Select every line below containing the word "self".

* * * * *

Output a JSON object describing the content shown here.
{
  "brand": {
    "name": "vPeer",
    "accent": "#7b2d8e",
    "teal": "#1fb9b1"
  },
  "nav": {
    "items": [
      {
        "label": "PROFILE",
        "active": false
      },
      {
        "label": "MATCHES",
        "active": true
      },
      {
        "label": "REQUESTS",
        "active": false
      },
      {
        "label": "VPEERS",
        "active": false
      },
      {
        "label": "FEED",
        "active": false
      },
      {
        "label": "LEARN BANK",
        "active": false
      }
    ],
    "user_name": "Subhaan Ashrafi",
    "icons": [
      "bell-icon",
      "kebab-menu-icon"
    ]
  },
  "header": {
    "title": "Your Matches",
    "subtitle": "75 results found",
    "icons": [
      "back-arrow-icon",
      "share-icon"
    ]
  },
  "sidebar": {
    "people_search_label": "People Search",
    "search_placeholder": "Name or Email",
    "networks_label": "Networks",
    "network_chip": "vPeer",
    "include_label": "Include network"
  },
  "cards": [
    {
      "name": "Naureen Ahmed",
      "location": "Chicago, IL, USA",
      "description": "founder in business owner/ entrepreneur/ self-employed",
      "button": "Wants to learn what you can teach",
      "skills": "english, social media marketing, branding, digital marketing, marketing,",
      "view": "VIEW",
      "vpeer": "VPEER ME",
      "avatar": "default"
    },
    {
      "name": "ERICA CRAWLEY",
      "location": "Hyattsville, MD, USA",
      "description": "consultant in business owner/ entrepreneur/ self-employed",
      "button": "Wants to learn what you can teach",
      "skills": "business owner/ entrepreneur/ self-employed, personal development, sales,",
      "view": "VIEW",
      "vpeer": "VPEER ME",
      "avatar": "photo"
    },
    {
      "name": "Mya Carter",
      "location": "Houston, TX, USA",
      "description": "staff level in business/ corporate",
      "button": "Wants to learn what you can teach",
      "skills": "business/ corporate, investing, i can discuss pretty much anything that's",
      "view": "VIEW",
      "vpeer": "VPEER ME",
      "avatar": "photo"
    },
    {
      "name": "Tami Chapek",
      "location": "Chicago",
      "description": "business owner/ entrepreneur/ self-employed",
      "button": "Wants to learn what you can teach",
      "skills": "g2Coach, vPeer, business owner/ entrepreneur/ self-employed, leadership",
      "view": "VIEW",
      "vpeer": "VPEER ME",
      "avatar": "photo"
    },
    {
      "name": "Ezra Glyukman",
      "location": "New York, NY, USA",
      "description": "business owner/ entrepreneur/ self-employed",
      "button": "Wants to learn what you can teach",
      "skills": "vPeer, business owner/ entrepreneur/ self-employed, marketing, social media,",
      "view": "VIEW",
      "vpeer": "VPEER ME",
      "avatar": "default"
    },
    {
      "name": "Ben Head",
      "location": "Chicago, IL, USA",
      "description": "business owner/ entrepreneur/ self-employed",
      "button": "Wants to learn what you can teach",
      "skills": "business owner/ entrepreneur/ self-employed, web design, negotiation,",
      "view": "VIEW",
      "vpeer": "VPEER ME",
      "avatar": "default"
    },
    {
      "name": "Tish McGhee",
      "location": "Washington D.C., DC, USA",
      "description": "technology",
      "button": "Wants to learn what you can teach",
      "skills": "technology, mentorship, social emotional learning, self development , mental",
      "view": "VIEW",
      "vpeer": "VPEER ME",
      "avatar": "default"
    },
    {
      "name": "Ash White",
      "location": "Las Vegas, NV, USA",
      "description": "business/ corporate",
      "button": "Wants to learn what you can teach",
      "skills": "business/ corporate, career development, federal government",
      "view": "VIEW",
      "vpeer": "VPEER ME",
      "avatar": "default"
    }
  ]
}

* * * * *

## WRITTEN ANSWER
      "description": "founder in business owner/ entrepreneur/ self-employed",
      "description": "consultant in business owner/ entrepreneur/ self-employed",
      "skills": "business owner/ entrepreneur/ self-employed, personal development, sales,",
      "description": "business owner/ entrepreneur/ self-employed",
      "skills": "g2Coach, vPeer, business owner/ entrepreneur/ self-employed, leadership",
      "description": "business owner/ entrepreneur/ self-employed",
      "skills": "vPeer, business owner/ entrepreneur/ self-employed, marketing, social media,",
      "description": "business owner/ entrepreneur/ self-employed",
      "skills": "business owner/ entrepreneur/ self-employed, web design, negotiation,",
      "skills": "technology, mentorship, social emotional learning, self development , mental",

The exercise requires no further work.